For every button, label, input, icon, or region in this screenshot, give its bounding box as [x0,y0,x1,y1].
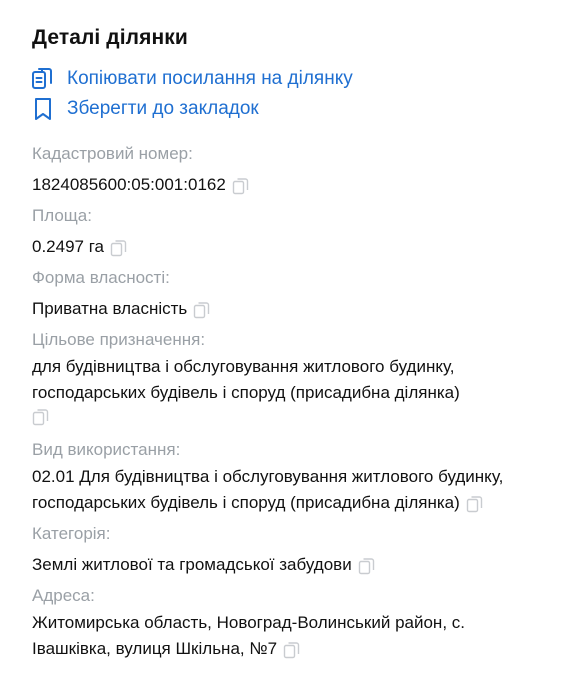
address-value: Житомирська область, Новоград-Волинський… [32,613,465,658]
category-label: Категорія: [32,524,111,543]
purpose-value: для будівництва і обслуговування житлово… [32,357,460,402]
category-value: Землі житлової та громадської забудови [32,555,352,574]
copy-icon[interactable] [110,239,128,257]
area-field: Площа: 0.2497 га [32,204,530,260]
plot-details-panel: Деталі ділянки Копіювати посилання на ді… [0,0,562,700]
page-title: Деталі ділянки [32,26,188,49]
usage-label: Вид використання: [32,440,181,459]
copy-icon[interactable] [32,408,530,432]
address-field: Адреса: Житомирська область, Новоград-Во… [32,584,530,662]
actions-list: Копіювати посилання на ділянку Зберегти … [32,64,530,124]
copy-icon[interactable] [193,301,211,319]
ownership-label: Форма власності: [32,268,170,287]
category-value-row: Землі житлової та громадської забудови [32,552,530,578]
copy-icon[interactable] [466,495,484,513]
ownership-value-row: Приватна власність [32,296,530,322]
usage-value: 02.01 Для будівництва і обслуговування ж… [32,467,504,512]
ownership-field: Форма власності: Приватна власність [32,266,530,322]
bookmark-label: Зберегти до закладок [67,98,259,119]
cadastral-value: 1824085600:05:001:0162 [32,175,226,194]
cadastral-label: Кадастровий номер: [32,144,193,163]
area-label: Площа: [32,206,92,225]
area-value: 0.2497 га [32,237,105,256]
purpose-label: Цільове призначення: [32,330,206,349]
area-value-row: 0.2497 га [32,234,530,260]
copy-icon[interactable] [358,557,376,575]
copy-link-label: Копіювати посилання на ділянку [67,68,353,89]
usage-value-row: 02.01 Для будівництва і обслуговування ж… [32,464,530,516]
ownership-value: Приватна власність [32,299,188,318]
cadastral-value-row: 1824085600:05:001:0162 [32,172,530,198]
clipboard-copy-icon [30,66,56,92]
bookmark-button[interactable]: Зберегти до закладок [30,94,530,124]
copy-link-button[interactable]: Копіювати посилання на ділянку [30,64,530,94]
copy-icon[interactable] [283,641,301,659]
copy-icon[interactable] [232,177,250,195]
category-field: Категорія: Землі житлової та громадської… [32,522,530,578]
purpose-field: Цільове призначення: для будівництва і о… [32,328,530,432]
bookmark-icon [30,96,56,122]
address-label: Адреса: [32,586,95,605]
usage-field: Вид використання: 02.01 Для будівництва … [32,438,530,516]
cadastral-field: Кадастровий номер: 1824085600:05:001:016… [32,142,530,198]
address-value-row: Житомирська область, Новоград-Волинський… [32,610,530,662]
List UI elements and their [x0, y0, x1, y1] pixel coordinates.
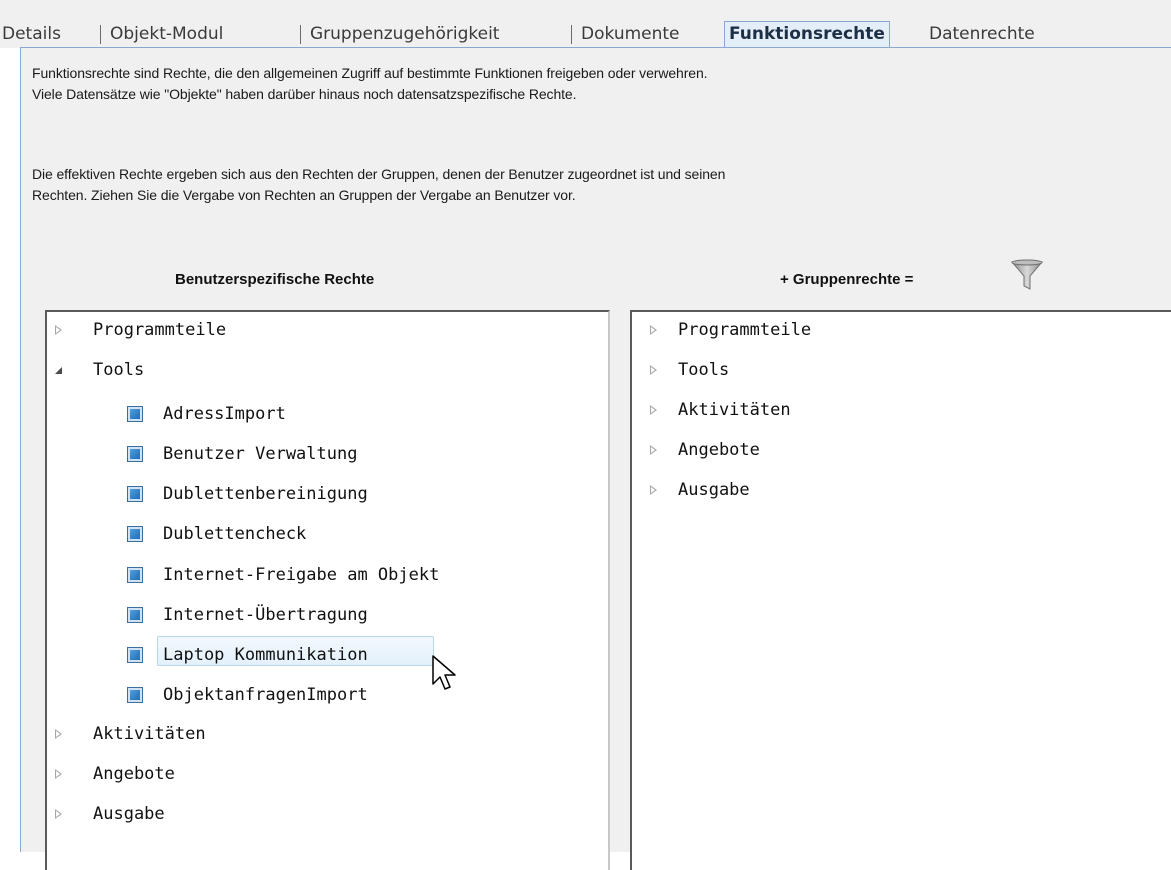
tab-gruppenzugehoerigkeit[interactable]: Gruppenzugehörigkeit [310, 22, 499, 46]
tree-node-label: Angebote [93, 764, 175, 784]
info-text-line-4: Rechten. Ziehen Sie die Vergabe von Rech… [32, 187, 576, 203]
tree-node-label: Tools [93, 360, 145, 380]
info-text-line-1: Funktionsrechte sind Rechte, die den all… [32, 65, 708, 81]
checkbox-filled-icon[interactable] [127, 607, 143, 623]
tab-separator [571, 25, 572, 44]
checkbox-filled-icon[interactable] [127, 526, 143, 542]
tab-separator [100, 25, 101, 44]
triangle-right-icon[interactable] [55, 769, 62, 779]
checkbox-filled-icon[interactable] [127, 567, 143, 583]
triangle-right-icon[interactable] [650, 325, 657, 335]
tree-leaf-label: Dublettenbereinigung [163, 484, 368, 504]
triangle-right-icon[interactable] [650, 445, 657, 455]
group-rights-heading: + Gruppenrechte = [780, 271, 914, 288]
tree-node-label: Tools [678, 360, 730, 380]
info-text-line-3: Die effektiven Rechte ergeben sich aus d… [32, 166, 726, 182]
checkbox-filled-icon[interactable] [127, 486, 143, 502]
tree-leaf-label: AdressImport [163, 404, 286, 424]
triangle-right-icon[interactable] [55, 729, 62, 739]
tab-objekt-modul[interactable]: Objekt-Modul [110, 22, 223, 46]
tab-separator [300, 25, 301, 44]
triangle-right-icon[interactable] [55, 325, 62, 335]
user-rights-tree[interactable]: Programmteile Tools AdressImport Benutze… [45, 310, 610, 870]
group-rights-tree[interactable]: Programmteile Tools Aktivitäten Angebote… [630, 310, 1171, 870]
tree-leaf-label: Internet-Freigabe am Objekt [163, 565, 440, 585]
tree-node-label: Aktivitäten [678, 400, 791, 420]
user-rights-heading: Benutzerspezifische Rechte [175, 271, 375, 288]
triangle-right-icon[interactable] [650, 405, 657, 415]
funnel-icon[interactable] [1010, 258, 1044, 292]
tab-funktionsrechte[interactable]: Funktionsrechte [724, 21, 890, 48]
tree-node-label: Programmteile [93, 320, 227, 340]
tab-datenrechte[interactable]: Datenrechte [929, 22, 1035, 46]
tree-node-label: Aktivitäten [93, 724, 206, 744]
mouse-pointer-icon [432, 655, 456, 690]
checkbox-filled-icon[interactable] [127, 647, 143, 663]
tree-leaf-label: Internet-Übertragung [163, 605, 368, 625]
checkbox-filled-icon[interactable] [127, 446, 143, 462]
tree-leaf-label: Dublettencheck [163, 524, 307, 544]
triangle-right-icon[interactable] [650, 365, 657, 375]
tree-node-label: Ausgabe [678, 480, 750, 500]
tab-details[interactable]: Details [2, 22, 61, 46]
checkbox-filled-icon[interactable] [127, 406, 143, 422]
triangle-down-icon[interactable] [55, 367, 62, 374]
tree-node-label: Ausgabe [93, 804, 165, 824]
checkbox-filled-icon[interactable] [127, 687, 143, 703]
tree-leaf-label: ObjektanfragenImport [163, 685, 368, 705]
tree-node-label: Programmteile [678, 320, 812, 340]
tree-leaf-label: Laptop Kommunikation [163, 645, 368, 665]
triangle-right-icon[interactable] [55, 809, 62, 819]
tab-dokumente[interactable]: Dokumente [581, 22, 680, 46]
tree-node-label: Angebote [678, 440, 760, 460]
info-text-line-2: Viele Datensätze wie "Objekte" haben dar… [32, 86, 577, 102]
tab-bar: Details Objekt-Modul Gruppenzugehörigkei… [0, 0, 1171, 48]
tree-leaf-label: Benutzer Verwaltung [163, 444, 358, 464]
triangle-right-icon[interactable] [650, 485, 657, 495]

----------------

Reproduce verbatim the part of the listing that opens with the line containing "address-value: Житомирська область, Новоград-Волинський…" and closes with the line containing "area-field: Площа: 0.2497 га [32,204,530,260]", including both of those lines.

Written reply –
address-value: Житомирська область, Новоград-Волинський… [32,613,465,658]
category-label: Категорія: [32,524,111,543]
purpose-value: для будівництва і обслуговування житлово… [32,357,460,402]
category-value: Землі житлової та громадської забудови [32,555,352,574]
copy-icon[interactable] [110,239,128,257]
area-field: Площа: 0.2497 га [32,204,530,260]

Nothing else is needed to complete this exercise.